___ Text section

Incredible photos show San Francisco's 'startup district' before the tech industry moved in

A former warehouse and light industrial district, South of Market is San Francisco’s biggest tech hub. It’s not uncommon to watch entrepreneurs and Uber cars whiz by tent cities, or look out at the tallest man-made structures west of the Mississippi River rising over dilapidated auto body shops.

South of Market, often referred to as SoMa, is a neighbourhood in flux. It always has been.

Photographer Janet Delaney arrived in the summer of 1978 with her massive, old-fashioned view camera in tow. At the time, the financial sector put a squeeze on small businesses and affordable housing to make room for the Moscone Center, the city’s largest convention hall, which has hosted Apple, Google, and Microsoft special events over the years.

Delaney, a graduate student then and a professor at UC Berkeley now, wanted to capture the working class communities that made up SoMa, before they disappeared.

Delaney shared some of her images with Business Insider. You can find more on her website.

When Janey Delaney arrived in San Francisco's SoMa District in the late '70s, her rent cost $250 a month. Neighbours knew each other by name. But change came quickly.

______
___ Given data

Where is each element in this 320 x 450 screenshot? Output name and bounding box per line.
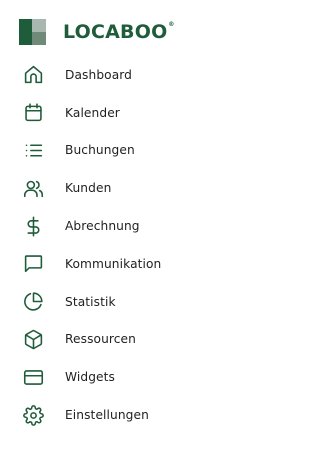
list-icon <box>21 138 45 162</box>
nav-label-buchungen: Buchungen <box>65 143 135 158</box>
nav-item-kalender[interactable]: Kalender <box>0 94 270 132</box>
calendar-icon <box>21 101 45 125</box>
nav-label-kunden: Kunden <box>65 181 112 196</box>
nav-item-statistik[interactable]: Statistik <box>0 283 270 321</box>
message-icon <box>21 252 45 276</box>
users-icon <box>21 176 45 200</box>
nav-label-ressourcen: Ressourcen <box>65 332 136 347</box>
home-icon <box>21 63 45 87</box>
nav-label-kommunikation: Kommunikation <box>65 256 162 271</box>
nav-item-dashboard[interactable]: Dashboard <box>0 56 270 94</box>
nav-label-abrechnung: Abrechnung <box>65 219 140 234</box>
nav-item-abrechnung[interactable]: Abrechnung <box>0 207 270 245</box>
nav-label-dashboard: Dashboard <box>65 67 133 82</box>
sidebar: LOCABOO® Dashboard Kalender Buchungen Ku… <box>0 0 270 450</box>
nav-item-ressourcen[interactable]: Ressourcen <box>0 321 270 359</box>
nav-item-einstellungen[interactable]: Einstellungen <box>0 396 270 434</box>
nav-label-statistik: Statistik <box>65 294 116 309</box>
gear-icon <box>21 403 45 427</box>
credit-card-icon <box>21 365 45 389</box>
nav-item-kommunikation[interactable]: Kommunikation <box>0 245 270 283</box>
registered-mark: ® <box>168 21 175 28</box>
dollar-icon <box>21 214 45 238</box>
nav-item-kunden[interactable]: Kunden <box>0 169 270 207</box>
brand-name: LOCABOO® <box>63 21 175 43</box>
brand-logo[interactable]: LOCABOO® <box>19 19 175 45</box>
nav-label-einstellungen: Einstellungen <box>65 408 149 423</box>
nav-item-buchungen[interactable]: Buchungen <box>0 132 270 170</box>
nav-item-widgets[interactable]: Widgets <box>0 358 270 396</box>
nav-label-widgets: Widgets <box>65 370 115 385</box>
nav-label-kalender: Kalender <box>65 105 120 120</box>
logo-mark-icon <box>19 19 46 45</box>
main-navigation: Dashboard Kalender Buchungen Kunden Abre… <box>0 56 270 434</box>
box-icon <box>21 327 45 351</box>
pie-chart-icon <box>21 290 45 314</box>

______

**Given request**
Rewrite the paragraph in the SoMa article that begins "Photographer Janet Delaney arrived" in a shorter form that keeps its main facts. The data stands apart from the text about San Francisco's South of Market district.

**Answer to the problem**
Photographer Janet Delaney arrived in summer 1978 with a large, old-fashioned view camera. The financial sector was then squeezing out small businesses and affordable housing to make room for the Moscone Center. It is the city's largest convention hall, which has since hosted Apple, Google, and Microsoft events.